_Exercise objective_: Report the number of lines that hold the string "JSON". Leave out any other text.

-- The records start --

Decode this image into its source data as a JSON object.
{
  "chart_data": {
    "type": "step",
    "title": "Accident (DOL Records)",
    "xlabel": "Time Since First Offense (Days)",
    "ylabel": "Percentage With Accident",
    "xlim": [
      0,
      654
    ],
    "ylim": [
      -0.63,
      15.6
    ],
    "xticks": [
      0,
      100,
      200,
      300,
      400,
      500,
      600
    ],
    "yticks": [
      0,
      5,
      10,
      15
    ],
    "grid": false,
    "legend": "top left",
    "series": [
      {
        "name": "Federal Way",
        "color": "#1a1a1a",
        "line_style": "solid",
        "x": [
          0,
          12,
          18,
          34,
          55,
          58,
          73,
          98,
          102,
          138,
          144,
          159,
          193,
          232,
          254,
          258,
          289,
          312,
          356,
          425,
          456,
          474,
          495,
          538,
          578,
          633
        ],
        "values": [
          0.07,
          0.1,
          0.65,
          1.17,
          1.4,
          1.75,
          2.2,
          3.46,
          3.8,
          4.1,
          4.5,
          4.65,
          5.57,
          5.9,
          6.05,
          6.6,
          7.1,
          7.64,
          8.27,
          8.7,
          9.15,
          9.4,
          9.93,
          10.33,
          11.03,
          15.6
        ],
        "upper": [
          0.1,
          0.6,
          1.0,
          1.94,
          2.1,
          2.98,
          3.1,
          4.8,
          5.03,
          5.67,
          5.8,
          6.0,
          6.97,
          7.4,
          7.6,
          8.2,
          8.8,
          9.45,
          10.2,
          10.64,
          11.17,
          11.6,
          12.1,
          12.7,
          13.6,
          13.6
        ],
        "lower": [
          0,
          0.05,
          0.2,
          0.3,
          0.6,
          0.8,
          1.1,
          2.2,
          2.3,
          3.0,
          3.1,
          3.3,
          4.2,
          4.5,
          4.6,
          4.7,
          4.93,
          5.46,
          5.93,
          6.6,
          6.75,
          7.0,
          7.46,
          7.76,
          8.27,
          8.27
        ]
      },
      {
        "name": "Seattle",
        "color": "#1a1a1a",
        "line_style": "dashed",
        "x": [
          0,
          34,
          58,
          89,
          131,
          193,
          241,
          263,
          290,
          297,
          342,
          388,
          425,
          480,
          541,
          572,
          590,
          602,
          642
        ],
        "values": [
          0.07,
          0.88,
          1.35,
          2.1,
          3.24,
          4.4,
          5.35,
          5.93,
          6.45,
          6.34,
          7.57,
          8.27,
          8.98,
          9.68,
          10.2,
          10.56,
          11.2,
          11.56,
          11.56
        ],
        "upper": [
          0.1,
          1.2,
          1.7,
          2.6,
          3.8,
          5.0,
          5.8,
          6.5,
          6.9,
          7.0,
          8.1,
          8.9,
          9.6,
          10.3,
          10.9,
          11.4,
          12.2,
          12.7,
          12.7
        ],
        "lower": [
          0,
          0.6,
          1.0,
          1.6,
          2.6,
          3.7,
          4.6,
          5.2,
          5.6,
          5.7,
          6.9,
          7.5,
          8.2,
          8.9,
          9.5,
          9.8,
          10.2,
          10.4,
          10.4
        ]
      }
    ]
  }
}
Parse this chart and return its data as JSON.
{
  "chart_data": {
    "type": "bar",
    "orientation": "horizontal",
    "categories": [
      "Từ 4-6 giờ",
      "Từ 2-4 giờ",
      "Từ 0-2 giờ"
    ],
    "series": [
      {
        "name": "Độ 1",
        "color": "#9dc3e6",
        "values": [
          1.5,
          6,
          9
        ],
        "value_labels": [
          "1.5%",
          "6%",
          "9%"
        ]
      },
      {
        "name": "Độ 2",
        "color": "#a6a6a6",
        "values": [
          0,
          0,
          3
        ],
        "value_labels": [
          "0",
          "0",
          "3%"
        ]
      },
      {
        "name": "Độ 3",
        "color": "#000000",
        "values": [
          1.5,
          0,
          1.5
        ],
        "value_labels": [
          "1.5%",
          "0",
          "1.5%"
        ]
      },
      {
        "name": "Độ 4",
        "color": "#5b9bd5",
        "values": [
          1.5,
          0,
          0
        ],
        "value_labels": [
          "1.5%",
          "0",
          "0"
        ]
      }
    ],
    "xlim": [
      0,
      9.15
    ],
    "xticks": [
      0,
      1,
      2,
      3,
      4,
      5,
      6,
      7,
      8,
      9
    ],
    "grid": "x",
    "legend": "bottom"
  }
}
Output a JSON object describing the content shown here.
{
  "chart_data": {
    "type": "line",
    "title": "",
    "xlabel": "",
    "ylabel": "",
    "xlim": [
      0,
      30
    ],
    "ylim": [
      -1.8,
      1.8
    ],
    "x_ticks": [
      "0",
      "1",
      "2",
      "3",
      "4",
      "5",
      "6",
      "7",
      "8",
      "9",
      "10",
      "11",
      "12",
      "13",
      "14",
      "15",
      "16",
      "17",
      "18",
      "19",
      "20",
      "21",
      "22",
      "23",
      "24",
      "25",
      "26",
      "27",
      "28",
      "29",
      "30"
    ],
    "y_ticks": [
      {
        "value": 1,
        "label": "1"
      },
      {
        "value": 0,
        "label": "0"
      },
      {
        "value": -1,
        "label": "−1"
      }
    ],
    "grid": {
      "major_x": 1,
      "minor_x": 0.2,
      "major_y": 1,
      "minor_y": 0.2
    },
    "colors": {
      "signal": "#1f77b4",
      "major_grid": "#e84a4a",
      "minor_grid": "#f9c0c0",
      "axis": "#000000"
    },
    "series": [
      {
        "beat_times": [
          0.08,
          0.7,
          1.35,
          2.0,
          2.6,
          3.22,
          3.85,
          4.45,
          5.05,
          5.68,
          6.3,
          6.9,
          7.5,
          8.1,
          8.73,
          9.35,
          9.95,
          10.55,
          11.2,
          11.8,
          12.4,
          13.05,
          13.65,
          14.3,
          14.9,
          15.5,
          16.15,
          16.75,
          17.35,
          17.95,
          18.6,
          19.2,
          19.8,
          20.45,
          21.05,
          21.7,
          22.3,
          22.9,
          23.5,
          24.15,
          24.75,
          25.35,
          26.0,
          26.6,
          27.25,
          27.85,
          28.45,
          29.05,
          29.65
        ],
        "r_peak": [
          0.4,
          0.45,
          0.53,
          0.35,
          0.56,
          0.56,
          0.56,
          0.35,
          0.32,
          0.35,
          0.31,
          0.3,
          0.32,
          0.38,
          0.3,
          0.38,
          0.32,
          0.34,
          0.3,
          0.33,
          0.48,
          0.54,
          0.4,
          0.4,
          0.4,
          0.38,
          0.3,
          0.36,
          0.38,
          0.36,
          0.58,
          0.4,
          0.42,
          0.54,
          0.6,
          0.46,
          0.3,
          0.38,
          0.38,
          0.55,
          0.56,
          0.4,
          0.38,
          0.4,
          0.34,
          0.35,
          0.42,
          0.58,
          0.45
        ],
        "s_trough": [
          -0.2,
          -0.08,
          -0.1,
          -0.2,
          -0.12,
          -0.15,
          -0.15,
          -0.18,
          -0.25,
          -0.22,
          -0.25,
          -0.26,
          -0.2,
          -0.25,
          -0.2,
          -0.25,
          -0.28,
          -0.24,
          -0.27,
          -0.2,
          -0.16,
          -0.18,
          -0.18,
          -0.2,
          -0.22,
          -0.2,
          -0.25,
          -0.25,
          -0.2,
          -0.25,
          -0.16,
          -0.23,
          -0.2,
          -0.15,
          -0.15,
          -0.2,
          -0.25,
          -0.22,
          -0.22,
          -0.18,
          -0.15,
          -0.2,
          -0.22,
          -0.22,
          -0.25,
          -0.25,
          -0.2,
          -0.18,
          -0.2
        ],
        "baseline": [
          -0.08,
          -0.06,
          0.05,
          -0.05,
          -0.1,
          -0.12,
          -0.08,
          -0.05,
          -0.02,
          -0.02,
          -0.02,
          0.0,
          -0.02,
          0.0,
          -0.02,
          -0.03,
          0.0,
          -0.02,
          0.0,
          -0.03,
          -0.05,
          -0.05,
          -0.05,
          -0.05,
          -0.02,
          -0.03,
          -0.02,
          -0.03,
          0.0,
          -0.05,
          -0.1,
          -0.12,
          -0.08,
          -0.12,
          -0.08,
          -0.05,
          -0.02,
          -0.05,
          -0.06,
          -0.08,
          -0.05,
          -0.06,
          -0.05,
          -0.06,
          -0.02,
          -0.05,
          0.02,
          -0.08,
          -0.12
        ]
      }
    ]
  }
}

-- The records end --

_Final result_: 3